Challenge.
Count every line in the entries that follow where the word "Horbacher" appears, then state only the total.
···
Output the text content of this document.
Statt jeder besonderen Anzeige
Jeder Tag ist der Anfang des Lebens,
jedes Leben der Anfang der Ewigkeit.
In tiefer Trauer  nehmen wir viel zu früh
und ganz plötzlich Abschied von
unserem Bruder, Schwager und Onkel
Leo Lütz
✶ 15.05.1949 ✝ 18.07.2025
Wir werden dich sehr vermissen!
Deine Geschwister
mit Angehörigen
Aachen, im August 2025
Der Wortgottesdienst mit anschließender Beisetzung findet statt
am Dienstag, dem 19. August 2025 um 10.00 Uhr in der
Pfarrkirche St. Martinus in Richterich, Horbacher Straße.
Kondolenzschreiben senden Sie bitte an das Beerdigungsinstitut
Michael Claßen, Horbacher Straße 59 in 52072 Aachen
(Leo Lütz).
···
Result for this task.
2